--- Aim of the exercise ---
Check each line of the records below for the word "oude" and copy those where it appears.

(Dataset entries)
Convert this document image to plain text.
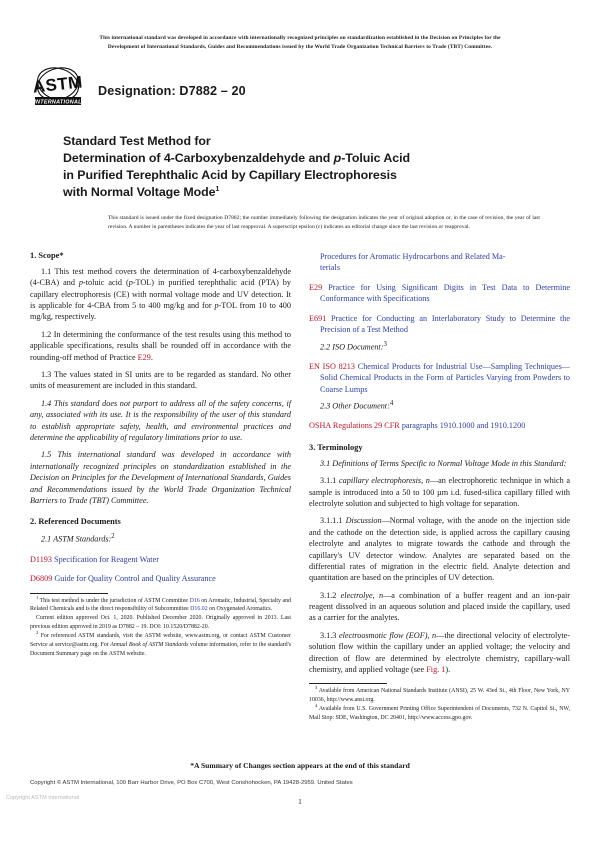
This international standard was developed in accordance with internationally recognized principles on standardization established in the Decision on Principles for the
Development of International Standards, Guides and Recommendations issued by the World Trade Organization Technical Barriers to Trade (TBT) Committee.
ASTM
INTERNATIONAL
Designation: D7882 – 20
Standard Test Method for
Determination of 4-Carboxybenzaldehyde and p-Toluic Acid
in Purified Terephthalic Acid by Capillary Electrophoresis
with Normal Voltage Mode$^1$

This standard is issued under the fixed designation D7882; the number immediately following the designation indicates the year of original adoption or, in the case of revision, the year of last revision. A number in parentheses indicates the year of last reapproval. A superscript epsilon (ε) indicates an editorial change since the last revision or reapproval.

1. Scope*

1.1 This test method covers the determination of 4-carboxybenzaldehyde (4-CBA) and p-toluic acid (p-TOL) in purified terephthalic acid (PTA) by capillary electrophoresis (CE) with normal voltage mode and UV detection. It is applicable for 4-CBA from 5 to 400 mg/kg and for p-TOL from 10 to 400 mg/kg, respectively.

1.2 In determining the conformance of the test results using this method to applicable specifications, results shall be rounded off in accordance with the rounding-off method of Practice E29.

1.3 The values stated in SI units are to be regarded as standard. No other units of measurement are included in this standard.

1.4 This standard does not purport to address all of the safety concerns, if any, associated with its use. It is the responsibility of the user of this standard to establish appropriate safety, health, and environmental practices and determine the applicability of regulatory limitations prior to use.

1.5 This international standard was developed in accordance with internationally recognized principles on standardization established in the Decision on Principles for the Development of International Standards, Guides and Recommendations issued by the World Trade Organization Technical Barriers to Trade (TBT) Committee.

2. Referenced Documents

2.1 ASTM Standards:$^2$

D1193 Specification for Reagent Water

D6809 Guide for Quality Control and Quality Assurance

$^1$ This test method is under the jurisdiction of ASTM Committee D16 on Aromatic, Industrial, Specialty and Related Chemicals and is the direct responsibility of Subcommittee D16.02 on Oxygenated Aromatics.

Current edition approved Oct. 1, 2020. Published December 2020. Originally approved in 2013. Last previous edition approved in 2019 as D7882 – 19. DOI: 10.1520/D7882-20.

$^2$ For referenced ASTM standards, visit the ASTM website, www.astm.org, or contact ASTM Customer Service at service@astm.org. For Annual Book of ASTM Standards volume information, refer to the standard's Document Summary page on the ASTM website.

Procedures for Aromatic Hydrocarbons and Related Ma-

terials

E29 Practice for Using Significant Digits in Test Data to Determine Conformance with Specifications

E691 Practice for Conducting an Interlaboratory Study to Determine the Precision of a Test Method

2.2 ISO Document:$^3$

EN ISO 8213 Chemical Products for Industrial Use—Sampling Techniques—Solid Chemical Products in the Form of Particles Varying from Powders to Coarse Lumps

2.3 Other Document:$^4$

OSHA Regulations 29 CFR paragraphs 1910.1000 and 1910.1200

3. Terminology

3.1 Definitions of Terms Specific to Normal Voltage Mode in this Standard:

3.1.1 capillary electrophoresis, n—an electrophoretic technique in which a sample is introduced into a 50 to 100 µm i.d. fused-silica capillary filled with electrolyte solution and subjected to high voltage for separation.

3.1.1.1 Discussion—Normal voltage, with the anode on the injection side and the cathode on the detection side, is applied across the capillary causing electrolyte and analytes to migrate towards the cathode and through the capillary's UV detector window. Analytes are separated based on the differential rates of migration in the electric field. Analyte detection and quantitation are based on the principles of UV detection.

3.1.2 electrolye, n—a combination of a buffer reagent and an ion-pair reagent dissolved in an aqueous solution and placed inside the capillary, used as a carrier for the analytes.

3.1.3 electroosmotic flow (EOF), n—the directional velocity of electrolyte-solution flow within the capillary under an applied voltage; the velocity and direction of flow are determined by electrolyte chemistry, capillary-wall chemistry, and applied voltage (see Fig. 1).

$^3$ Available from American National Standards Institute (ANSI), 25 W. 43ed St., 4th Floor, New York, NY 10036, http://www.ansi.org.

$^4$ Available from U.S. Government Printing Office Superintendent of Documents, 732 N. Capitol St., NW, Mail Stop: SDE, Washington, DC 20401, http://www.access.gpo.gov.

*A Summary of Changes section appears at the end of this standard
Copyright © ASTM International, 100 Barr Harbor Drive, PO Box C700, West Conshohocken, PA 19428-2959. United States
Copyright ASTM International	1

* * *

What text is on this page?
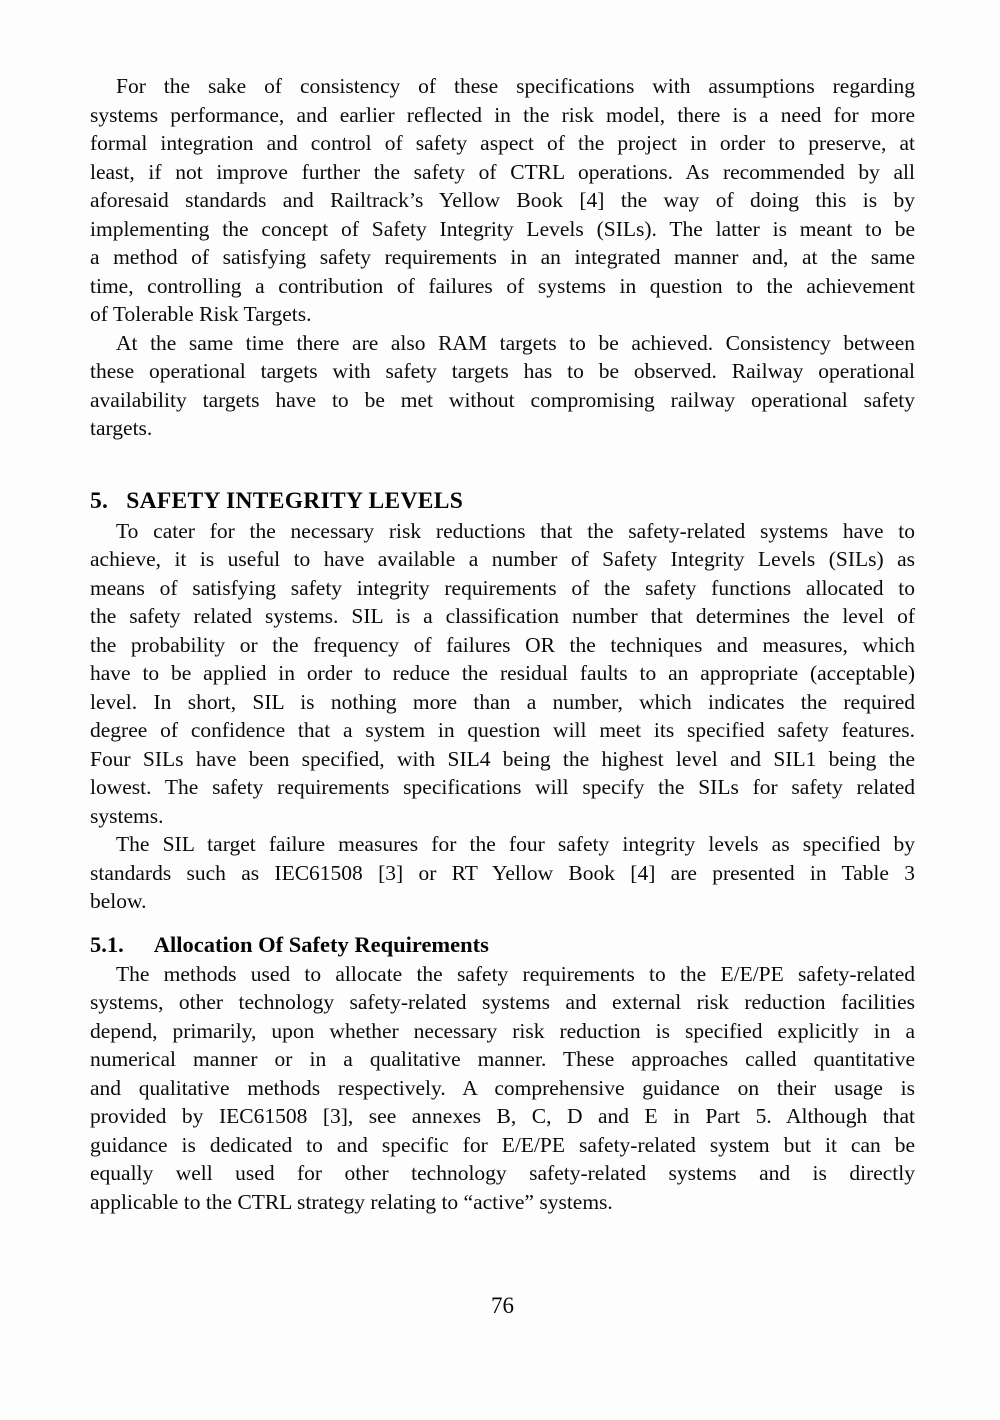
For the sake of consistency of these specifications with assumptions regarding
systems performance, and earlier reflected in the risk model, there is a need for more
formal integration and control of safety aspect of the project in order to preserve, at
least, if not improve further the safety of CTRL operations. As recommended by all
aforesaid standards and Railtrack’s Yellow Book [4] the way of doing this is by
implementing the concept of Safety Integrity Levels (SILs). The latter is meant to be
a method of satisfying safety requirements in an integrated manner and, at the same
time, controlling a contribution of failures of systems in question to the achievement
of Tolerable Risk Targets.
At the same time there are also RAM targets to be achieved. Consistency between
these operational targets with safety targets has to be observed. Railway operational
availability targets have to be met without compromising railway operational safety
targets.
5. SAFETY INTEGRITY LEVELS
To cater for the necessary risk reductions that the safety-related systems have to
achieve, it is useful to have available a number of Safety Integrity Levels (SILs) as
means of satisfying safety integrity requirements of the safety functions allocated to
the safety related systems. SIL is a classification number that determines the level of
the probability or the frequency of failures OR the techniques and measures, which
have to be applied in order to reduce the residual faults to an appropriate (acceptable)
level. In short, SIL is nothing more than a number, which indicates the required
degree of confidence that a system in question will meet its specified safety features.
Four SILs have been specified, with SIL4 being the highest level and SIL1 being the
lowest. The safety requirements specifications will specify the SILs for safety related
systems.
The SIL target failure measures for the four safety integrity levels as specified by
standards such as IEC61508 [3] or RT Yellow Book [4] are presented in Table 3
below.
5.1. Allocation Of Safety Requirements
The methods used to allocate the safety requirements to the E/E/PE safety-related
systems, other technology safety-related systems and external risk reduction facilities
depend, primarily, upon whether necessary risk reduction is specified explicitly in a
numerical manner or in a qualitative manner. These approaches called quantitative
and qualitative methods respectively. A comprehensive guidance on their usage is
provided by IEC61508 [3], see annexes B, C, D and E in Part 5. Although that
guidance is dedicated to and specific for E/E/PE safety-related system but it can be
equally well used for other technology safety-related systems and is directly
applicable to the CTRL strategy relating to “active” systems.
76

==

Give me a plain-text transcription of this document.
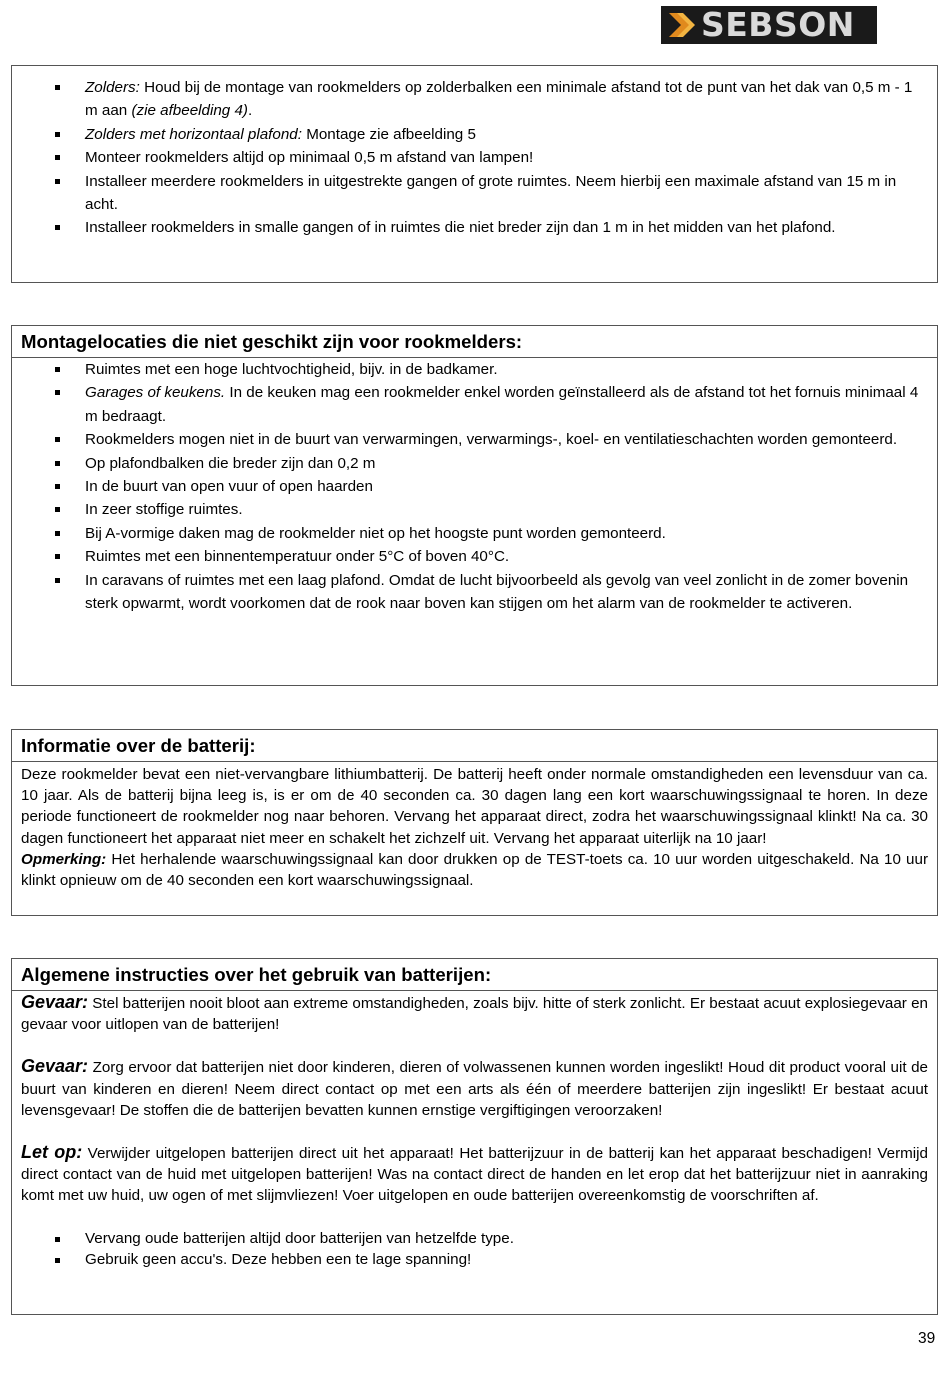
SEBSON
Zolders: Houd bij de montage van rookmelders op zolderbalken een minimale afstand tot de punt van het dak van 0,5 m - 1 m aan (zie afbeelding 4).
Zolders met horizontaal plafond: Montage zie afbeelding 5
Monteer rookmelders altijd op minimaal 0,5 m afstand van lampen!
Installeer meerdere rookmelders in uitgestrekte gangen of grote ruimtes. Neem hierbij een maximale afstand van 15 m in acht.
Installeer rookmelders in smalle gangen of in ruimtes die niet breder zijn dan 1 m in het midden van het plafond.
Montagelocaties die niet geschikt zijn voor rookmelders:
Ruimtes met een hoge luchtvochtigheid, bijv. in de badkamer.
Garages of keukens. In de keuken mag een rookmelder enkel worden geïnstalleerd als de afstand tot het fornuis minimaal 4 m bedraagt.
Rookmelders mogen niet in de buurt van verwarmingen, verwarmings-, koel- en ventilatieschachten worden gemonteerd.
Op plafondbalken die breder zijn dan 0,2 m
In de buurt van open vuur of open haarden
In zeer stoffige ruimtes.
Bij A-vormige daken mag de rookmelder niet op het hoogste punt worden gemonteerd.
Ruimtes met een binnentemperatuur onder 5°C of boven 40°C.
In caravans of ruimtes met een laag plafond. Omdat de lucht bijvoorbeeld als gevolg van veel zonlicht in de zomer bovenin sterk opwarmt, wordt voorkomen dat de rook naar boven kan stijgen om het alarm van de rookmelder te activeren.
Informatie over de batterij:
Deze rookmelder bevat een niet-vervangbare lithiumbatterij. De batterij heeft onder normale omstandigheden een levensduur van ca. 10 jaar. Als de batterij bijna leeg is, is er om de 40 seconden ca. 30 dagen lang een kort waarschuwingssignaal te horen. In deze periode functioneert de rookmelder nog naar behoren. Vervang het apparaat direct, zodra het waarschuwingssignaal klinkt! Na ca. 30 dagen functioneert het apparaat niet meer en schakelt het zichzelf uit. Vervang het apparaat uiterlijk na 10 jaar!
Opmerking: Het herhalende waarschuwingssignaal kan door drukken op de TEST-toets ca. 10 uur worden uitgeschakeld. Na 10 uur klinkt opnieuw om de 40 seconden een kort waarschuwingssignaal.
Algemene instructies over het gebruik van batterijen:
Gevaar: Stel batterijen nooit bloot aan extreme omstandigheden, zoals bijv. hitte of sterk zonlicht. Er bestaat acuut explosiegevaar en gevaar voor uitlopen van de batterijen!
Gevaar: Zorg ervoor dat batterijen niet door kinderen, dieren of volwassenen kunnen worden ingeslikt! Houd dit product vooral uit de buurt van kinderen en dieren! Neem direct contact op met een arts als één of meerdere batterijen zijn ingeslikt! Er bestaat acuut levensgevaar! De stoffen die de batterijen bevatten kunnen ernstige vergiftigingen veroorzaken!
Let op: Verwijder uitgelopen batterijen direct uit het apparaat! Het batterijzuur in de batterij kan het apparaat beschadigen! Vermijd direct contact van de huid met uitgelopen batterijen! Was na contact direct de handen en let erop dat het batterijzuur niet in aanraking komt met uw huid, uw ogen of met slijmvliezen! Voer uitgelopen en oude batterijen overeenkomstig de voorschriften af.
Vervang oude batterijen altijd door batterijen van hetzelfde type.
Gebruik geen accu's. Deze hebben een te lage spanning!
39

--- Answer to the task ---
Let op: Verwijder uitgelopen batterijen direct uit het apparaat! Het batterijzuur in de batterij kan het apparaat beschadigen! Vermijd direct contact van de huid met uitgelopen batterijen! Was na contact direct de handen en let erop dat het batterijzuur niet in aanraking komt met uw huid, uw ogen of met slijmvliezen! Voer uitgelopen en oude batterijen overeenkomstig de voorschriften af.
Vervang oude batterijen altijd door batterijen van hetzelfde type.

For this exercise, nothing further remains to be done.